### What you should do
Copy out the entries in full and with complete accuracy; pictures are excluded.
━━ Supplied data ━━
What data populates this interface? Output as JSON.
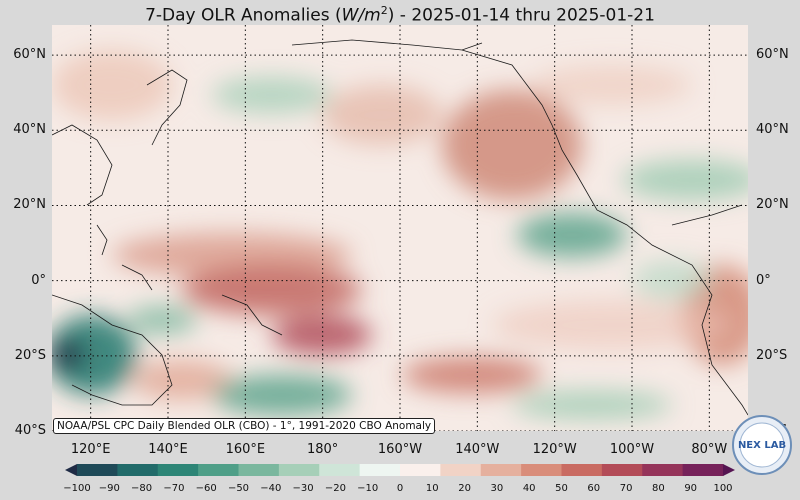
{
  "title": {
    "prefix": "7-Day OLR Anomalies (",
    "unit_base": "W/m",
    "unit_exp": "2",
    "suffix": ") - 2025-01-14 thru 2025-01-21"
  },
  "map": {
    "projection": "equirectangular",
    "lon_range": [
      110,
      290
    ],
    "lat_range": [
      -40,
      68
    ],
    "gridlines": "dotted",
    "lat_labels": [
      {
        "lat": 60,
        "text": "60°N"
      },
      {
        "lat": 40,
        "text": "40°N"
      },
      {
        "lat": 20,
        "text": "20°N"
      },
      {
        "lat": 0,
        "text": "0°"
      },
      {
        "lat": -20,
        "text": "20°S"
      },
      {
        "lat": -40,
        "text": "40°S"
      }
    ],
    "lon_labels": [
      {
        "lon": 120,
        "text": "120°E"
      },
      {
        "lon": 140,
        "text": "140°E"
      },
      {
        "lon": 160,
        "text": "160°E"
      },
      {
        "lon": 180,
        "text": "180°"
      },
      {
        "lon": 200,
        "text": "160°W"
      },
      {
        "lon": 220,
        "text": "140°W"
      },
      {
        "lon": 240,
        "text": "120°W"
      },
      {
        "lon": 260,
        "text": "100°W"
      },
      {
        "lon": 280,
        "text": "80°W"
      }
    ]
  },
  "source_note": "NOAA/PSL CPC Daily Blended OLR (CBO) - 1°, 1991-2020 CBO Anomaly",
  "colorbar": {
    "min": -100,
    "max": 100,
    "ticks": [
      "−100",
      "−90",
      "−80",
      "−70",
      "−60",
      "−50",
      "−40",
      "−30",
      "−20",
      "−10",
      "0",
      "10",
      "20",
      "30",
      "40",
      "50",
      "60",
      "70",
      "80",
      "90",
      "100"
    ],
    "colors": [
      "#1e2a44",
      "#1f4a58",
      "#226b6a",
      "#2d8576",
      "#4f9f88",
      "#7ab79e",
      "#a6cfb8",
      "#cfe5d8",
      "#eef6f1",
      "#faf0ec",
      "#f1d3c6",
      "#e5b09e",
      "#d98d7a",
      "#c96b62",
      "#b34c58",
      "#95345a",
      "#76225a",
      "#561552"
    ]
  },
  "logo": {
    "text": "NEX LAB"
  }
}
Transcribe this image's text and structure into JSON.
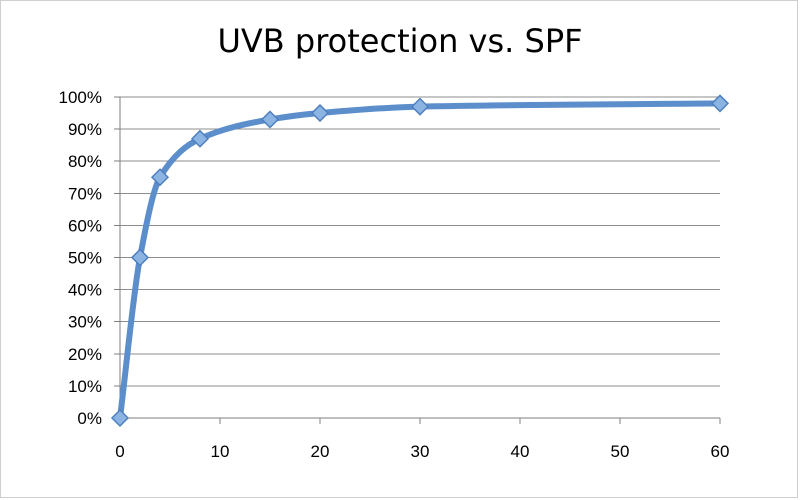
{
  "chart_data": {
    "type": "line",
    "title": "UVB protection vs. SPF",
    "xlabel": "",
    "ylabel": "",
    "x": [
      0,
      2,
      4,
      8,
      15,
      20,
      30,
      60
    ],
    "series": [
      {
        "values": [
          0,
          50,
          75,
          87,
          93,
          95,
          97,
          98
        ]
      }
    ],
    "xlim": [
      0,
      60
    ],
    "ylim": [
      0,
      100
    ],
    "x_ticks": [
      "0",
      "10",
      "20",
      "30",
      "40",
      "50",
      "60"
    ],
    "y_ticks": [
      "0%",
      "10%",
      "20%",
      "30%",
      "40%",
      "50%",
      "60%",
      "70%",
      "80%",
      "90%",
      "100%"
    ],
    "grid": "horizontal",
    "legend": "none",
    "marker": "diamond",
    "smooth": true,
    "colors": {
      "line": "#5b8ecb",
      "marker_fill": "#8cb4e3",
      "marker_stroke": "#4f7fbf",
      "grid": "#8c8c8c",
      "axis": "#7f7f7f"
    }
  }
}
━━━
### Task answer
What data populates this interface? Output as JSON.
{
  "title": {
    "prefix": "7-Day OLR Anomalies (",
    "unit_base": "W/m",
    "unit_exp": "2",
    "suffix": ") - 2025-01-14 thru 2025-01-21"
  },
  "map": {
    "projection": "equirectangular",
    "lon_range": [
      110,
      290
    ],
    "lat_range": [
      -40,
      68
    ],
    "gridlines": "dotted",
    "lat_labels": [
      {
        "lat": 60,
        "text": "60°N"
      },
      {
        "lat": 40,
        "text": "40°N"
      },
      {
        "lat": 20,
        "text": "20°N"
      },
      {
        "lat": 0,
        "text": "0°"
      },
      {
        "lat": -20,
        "text": "20°S"
      },
      {
        "lat": -40,
        "text": "40°S"
      }
    ],
    "lon_labels": [
      {
        "lon": 120,
        "text": "120°E"
      },
      {
        "lon": 140,
        "text": "140°E"
      },
      {
        "lon": 160,
        "text": "160°E"
      },
      {
        "lon": 180,
        "text": "180°"
      },
      {
        "lon": 200,
        "text": "160°W"
      },
      {
        "lon": 220,
        "text": "140°W"
      },
      {
        "lon": 240,
        "text": "120°W"
      },
      {
        "lon": 260,
        "text": "100°W"
      },
      {
        "lon": 280,
        "text": "80°W"
      }
    ]
  },
  "source_note": "NOAA/PSL CPC Daily Blended OLR (CBO) - 1°, 1991-2020 CBO Anomaly",
  "colorbar": {
    "min": -100,
    "max": 100,
    "ticks": [
      "−100",
      "−90",
      "−80",
      "−70",
      "−60",
      "−50",
      "−40",
      "−30",
      "−20",
      "−10",
      "0",
      "10",
      "20",
      "30",
      "40",
      "50",
      "60",
      "70",
      "80",
      "90",
      "100"
    ],
    "colors": [
      "#1e2a44",
      "#1f4a58",
      "#226b6a",
      "#2d8576",
      "#4f9f88",
      "#7ab79e",
      "#a6cfb8",
      "#cfe5d8",
      "#eef6f1",
      "#faf0ec",
      "#f1d3c6",
      "#e5b09e",
      "#d98d7a",
      "#c96b62",
      "#b34c58",
      "#95345a",
      "#76225a",
      "#561552"
    ]
  },
  "logo": {
    "text": "NEX LAB"
  }
}
Transcribe this image's text and structure into JSON.
{
  "chart_data": {
    "type": "line",
    "title": "UVB protection vs. SPF",
    "xlabel": "",
    "ylabel": "",
    "x": [
      0,
      2,
      4,
      8,
      15,
      20,
      30,
      60
    ],
    "series": [
      {
        "values": [
          0,
          50,
          75,
          87,
          93,
          95,
          97,
          98
        ]
      }
    ],
    "xlim": [
      0,
      60
    ],
    "ylim": [
      0,
      100
    ],
    "x_ticks": [
      "0",
      "10",
      "20",
      "30",
      "40",
      "50",
      "60"
    ],
    "y_ticks": [
      "0%",
      "10%",
      "20%",
      "30%",
      "40%",
      "50%",
      "60%",
      "70%",
      "80%",
      "90%",
      "100%"
    ],
    "grid": "horizontal",
    "legend": "none",
    "marker": "diamond",
    "smooth": true,
    "colors": {
      "line": "#5b8ecb",
      "marker_fill": "#8cb4e3",
      "marker_stroke": "#4f7fbf",
      "grid": "#8c8c8c",
      "axis": "#7f7f7f"
    }
  }
}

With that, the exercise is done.